Rows from a figure dataset:

* * * * *

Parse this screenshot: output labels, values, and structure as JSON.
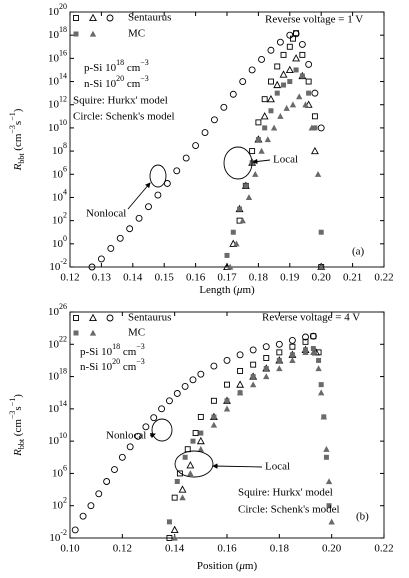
{
  "chart_data": [
    {
      "type": "scatter",
      "yscale": "log",
      "panel_label": "(a)",
      "xlabel": [
        {
          "t": "Length ("
        },
        {
          "t": "μ",
          "s": "italic"
        },
        {
          "t": "m)"
        }
      ],
      "ylabel": [
        {
          "t": "R",
          "s": "italic"
        },
        {
          "t": "bbt",
          "s": "sub"
        },
        {
          "t": " (cm"
        },
        {
          "t": "−3",
          "s": "sup"
        },
        {
          "t": "s"
        },
        {
          "t": "−1",
          "s": "sup"
        },
        {
          "t": ")"
        }
      ],
      "xlim": [
        0.12,
        0.22
      ],
      "xticks": [
        0.12,
        0.13,
        0.14,
        0.15,
        0.16,
        0.17,
        0.18,
        0.19,
        {
          "value": 0.2,
          "label": "0.20"
        },
        0.21,
        0.22
      ],
      "ylim": [
        0.01,
        1e+20
      ],
      "yticks": [
        {
          "value": 0.01,
          "label": [
            {
              "t": "10"
            },
            {
              "t": "-2",
              "s": "sup"
            }
          ]
        },
        {
          "value": 1,
          "label": [
            {
              "t": "10"
            },
            {
              "t": "0",
              "s": "sup"
            }
          ]
        },
        {
          "value": 100.0,
          "label": [
            {
              "t": "10"
            },
            {
              "t": "2",
              "s": "sup"
            }
          ]
        },
        {
          "value": 10000.0,
          "label": [
            {
              "t": "10"
            },
            {
              "t": "4",
              "s": "sup"
            }
          ]
        },
        {
          "value": 1000000.0,
          "label": [
            {
              "t": "10"
            },
            {
              "t": "6",
              "s": "sup"
            }
          ]
        },
        {
          "value": 100000000.0,
          "label": [
            {
              "t": "10"
            },
            {
              "t": "8",
              "s": "sup"
            }
          ]
        },
        {
          "value": 10000000000.0,
          "label": [
            {
              "t": "10"
            },
            {
              "t": "10",
              "s": "sup"
            }
          ]
        },
        {
          "value": 1000000000000.0,
          "label": [
            {
              "t": "10"
            },
            {
              "t": "12",
              "s": "sup"
            }
          ]
        },
        {
          "value": 100000000000000.0,
          "label": [
            {
              "t": "10"
            },
            {
              "t": "14",
              "s": "sup"
            }
          ]
        },
        {
          "value": 1e+16,
          "label": [
            {
              "t": "10"
            },
            {
              "t": "16",
              "s": "sup"
            }
          ]
        },
        {
          "value": 1e+18,
          "label": [
            {
              "t": "10"
            },
            {
              "t": "18",
              "s": "sup"
            }
          ]
        },
        {
          "value": 1e+20,
          "label": [
            {
              "t": "10"
            },
            {
              "t": "20",
              "s": "sup"
            }
          ]
        }
      ],
      "legend": [
        {
          "label": "Sentaurus",
          "markers": [
            "square-open",
            "triangle-open",
            "circle-open"
          ],
          "color": "#000000"
        },
        {
          "label": "MC",
          "markers": [
            "square-filled",
            "triangle-filled"
          ],
          "color": "#6a6a6a"
        }
      ],
      "annotations": [
        "Reverse voltage = 1 V",
        [
          {
            "t": "p-Si 10"
          },
          {
            "t": "18",
            "s": "sup"
          },
          {
            "t": " cm"
          },
          {
            "t": "−3",
            "s": "sup"
          }
        ],
        [
          {
            "t": "n-Si 10"
          },
          {
            "t": "20",
            "s": "sup"
          },
          {
            "t": " cm"
          },
          {
            "t": "−3",
            "s": "sup"
          }
        ],
        "Squire: Hurkx' model",
        "Circle: Schenk's model",
        "Nonlocal",
        "Local"
      ],
      "series": [
        {
          "marker": "circle-open",
          "color": "#000000",
          "x": [
            0.127,
            0.13,
            0.133,
            0.136,
            0.139,
            0.142,
            0.145,
            0.148,
            0.151,
            0.154,
            0.157,
            0.16,
            0.163,
            0.166,
            0.169,
            0.172,
            0.175,
            0.178,
            0.181,
            0.184,
            0.187,
            0.19,
            0.192,
            0.194,
            0.196,
            0.198,
            0.2
          ],
          "values": [
            0.01,
            0.05,
            0.4,
            3.0,
            20.0,
            160.0,
            1600.0,
            16000.0,
            160000.0,
            2000000.0,
            25000000.0,
            300000000.0,
            4000000000.0,
            50000000000.0,
            600000000000.0,
            8000000000000.0,
            100000000000000.0,
            1000000000000000.0,
            8000000000000000.0,
            5e+16,
            2.5e+17,
            1e+18,
            1.3e+18,
            1.6e+17,
            3000000000000000.0,
            10000000000000.0,
            10000000000.0
          ]
        },
        {
          "marker": "square-open",
          "color": "#000000",
          "x": [
            0.174,
            0.176,
            0.178,
            0.18,
            0.182,
            0.184,
            0.186,
            0.188,
            0.19,
            0.191,
            0.192,
            0.194,
            0.196,
            0.198,
            0.2
          ],
          "values": [
            100.0,
            100000.0,
            100000000.0,
            30000000000.0,
            3000000000000.0,
            100000000000000.0,
            2000000000000000.0,
            2e+16,
            1e+17,
            5e+17,
            1.5e+18,
            2e+16,
            100000000000000.0,
            100000000000.0,
            0.01
          ]
        },
        {
          "marker": "triangle-open",
          "color": "#000000",
          "x": [
            0.17,
            0.172,
            0.174,
            0.176,
            0.178,
            0.18,
            0.182,
            0.184,
            0.186,
            0.188,
            0.19,
            0.192,
            0.194,
            0.196,
            0.198,
            0.2
          ],
          "values": [
            0.01,
            1.0,
            1000.0,
            100000.0,
            10000000.0,
            1000000000.0,
            100000000000.0,
            3000000000000.0,
            50000000000000.0,
            400000000000000.0,
            1000000000000000.0,
            1e+16,
            300000000000000.0,
            1000000000000.0,
            100000000.0,
            0.01
          ]
        },
        {
          "marker": "square-filled",
          "color": "#6a6a6a",
          "x": [
            0.17,
            0.172,
            0.174,
            0.176,
            0.178,
            0.18,
            0.182,
            0.184,
            0.186,
            0.188,
            0.19,
            0.192,
            0.194,
            0.196,
            0.198,
            0.2
          ],
          "values": [
            0.1,
            10.0,
            1000.0,
            100000.0,
            10000000.0,
            1000000000.0,
            10000000000.0,
            300000000000.0,
            10000000000000.0,
            50000000000000.0,
            100000000000000.0,
            1000000000000000.0,
            300000000000000.0,
            10000000000000.0,
            10000000000.0,
            10.0
          ]
        },
        {
          "marker": "triangle-filled",
          "color": "#6a6a6a",
          "x": [
            0.171,
            0.173,
            0.175,
            0.177,
            0.179,
            0.181,
            0.183,
            0.185,
            0.187,
            0.189,
            0.191,
            0.193,
            0.195,
            0.197,
            0.199,
            0.2
          ],
          "values": [
            0.01,
            1.0,
            100.0,
            10000.0,
            1000000.0,
            100000000.0,
            1000000000.0,
            10000000000.0,
            100000000000.0,
            500000000000.0,
            1000000000000.0,
            5000000000000.0,
            1000000000000.0,
            10000000000.0,
            1000000.0,
            0.01
          ]
        }
      ]
    },
    {
      "type": "scatter",
      "yscale": "log",
      "panel_label": "(b)",
      "xlabel": [
        {
          "t": "Position ("
        },
        {
          "t": "μ",
          "s": "italic"
        },
        {
          "t": "m)"
        }
      ],
      "ylabel": [
        {
          "t": "R",
          "s": "italic"
        },
        {
          "t": "bbt",
          "s": "sub"
        },
        {
          "t": " (cm"
        },
        {
          "t": "−3",
          "s": "sup"
        },
        {
          "t": "s"
        },
        {
          "t": "−1",
          "s": "sup"
        },
        {
          "t": ")"
        }
      ],
      "xlim": [
        0.1,
        0.22
      ],
      "xticks": [
        {
          "value": 0.1,
          "label": "0.10"
        },
        0.12,
        0.14,
        0.16,
        0.18,
        {
          "value": 0.2,
          "label": "0.20"
        },
        0.22
      ],
      "ylim": [
        0.01,
        1e+26
      ],
      "yticks": [
        {
          "value": 0.01,
          "label": [
            {
              "t": "10"
            },
            {
              "t": "-2",
              "s": "sup"
            }
          ]
        },
        {
          "value": 100.0,
          "label": [
            {
              "t": "10"
            },
            {
              "t": "2",
              "s": "sup"
            }
          ]
        },
        {
          "value": 1000000.0,
          "label": [
            {
              "t": "10"
            },
            {
              "t": "6",
              "s": "sup"
            }
          ]
        },
        {
          "value": 10000000000.0,
          "label": [
            {
              "t": "10"
            },
            {
              "t": "10",
              "s": "sup"
            }
          ]
        },
        {
          "value": 100000000000000.0,
          "label": [
            {
              "t": "10"
            },
            {
              "t": "14",
              "s": "sup"
            }
          ]
        },
        {
          "value": 1e+18,
          "label": [
            {
              "t": "10"
            },
            {
              "t": "18",
              "s": "sup"
            }
          ]
        },
        {
          "value": 1e+22,
          "label": [
            {
              "t": "10"
            },
            {
              "t": "22",
              "s": "sup"
            }
          ]
        },
        {
          "value": 1e+26,
          "label": [
            {
              "t": "10"
            },
            {
              "t": "26",
              "s": "sup"
            }
          ]
        }
      ],
      "legend": [
        {
          "label": "Sentaurus",
          "markers": [
            "square-open",
            "triangle-open",
            "circle-open"
          ],
          "color": "#000000"
        },
        {
          "label": "MC",
          "markers": [
            "square-filled",
            "triangle-filled"
          ],
          "color": "#6a6a6a"
        }
      ],
      "annotations": [
        "Reverse voltage = 4 V",
        [
          {
            "t": "p-Si 10"
          },
          {
            "t": "18",
            "s": "sup"
          },
          {
            "t": " cm"
          },
          {
            "t": "−3",
            "s": "sup"
          }
        ],
        [
          {
            "t": "n-Si 10"
          },
          {
            "t": "20",
            "s": "sup"
          },
          {
            "t": " cm"
          },
          {
            "t": "−3",
            "s": "sup"
          }
        ],
        "Squire: Hurkx' model",
        "Circle: Schenk's model",
        "Nonlocal",
        "Local"
      ],
      "series": [
        {
          "marker": "circle-open",
          "color": "#000000",
          "x": [
            0.102,
            0.105,
            0.108,
            0.111,
            0.114,
            0.117,
            0.12,
            0.123,
            0.126,
            0.129,
            0.132,
            0.135,
            0.138,
            0.141,
            0.144,
            0.147,
            0.15,
            0.155,
            0.16,
            0.165,
            0.17,
            0.175,
            0.18,
            0.185,
            0.19,
            0.193
          ],
          "values": [
            0.1,
            5.0,
            100.0,
            3000.0,
            100000.0,
            3000000.0,
            100000000.0,
            2000000000.0,
            40000000000.0,
            600000000000.0,
            8000000000000.0,
            100000000000000.0,
            1000000000000000.0,
            8000000000000000.0,
            6e+16,
            4e+17,
            2e+18,
            2e+19,
            1e+20,
            5e+20,
            2e+21,
            5e+21,
            1e+22,
            3e+22,
            8e+22,
            1e+23
          ]
        },
        {
          "marker": "square-open",
          "color": "#000000",
          "x": [
            0.138,
            0.14,
            0.142,
            0.145,
            0.148,
            0.15,
            0.155,
            0.16,
            0.165,
            0.17,
            0.175,
            0.18,
            0.185,
            0.19,
            0.193,
            0.195
          ],
          "values": [
            0.01,
            1000.0,
            1000000.0,
            1000000000.0,
            100000000000.0,
            10000000000000.0,
            1000000000000000.0,
            1e+17,
            5e+18,
            3e+19,
            2e+20,
            1e+21,
            5e+21,
            2e+22,
            1e+23,
            1e+21
          ]
        },
        {
          "marker": "triangle-open",
          "color": "#000000",
          "x": [
            0.14,
            0.143,
            0.146,
            0.15,
            0.155,
            0.16,
            0.165,
            0.17,
            0.175,
            0.18,
            0.185,
            0.19,
            0.194
          ],
          "values": [
            0.1,
            10000.0,
            10000000.0,
            10000000000.0,
            10000000000000.0,
            1000000000000000.0,
            1e+17,
            1e+18,
            1e+19,
            1e+20,
            5e+20,
            2e+21,
            1e+21
          ]
        },
        {
          "marker": "square-filled",
          "color": "#6a6a6a",
          "x": [
            0.138,
            0.141,
            0.144,
            0.147,
            0.15,
            0.155,
            0.16,
            0.165,
            0.17,
            0.175,
            0.18,
            0.185,
            0.19,
            0.193,
            0.195,
            0.196,
            0.197,
            0.198,
            0.199
          ],
          "values": [
            1.0,
            100000.0,
            100000000.0,
            10000000000.0,
            100000000000.0,
            10000000000000.0,
            1000000000000000.0,
            1e+16,
            1e+18,
            1e+19,
            1e+20,
            5e+20,
            2e+21,
            3e+21,
            1e+20,
            1e+17,
            10000000000000.0,
            100000000.0,
            100.0
          ]
        },
        {
          "marker": "triangle-filled",
          "color": "#6a6a6a",
          "x": [
            0.14,
            0.143,
            0.146,
            0.15,
            0.155,
            0.16,
            0.165,
            0.17,
            0.175,
            0.18,
            0.185,
            0.19,
            0.193,
            0.195,
            0.196,
            0.197,
            0.198,
            0.199,
            0.2
          ],
          "values": [
            0.01,
            1000.0,
            1000000.0,
            1000000000.0,
            1000000000000.0,
            100000000000000.0,
            1e+16,
            1e+17,
            1e+18,
            1e+19,
            1e+20,
            1e+21,
            1e+21,
            1e+19,
            1e+16,
            10000000000000.0,
            1000000000.0,
            100000.0,
            1.0
          ]
        }
      ]
    }
  ]
}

* * * * *

▶ Work required
Copy out every line where the word "Reverse" occurs.

▶ Complete answer
        "Reverse voltage = 1 V",
        "Reverse voltage = 4 V",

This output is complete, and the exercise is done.